*YOUR OBJECTIVE*
Look for the string "Hours" in the lines and copy each line that has it.

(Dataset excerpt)
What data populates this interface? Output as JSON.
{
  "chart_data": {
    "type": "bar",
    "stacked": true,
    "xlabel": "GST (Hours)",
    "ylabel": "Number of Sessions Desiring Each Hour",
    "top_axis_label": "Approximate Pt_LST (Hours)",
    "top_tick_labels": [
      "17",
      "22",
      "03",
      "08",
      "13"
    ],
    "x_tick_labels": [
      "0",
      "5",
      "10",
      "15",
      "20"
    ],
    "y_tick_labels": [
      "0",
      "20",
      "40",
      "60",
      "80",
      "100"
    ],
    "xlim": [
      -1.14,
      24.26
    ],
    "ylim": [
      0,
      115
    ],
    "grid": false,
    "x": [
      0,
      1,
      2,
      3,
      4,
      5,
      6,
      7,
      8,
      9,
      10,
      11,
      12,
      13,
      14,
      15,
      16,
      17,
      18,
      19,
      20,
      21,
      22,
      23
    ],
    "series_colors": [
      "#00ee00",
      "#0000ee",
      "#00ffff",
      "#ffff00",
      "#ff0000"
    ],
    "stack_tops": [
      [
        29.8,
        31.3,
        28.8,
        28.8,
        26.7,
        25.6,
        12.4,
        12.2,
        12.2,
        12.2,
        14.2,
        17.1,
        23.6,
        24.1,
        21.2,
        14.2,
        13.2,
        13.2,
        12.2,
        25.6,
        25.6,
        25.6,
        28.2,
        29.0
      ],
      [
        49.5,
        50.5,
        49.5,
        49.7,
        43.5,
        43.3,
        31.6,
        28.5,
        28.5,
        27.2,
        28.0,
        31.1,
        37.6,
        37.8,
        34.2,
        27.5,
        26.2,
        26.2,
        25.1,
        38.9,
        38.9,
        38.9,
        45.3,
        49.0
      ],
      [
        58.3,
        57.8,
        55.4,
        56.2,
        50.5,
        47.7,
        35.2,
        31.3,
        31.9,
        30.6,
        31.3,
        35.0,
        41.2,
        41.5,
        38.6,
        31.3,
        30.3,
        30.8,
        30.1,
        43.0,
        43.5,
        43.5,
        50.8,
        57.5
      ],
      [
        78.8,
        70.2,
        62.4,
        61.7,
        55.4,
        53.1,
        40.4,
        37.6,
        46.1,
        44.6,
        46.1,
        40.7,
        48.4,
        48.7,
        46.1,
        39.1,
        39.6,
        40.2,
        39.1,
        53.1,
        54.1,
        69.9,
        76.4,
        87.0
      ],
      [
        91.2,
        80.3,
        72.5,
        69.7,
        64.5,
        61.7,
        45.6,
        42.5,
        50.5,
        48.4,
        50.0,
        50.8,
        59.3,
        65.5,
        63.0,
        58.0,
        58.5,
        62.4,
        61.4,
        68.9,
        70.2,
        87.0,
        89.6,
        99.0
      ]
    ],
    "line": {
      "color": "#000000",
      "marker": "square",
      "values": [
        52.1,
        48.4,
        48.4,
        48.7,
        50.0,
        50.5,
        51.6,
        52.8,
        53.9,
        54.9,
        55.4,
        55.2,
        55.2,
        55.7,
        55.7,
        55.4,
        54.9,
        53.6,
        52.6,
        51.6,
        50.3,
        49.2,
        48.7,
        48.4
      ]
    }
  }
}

*COMPLETE OUTPUT*
    "xlabel": "GST (Hours)",
    "top_axis_label": "Approximate Pt_LST (Hours)",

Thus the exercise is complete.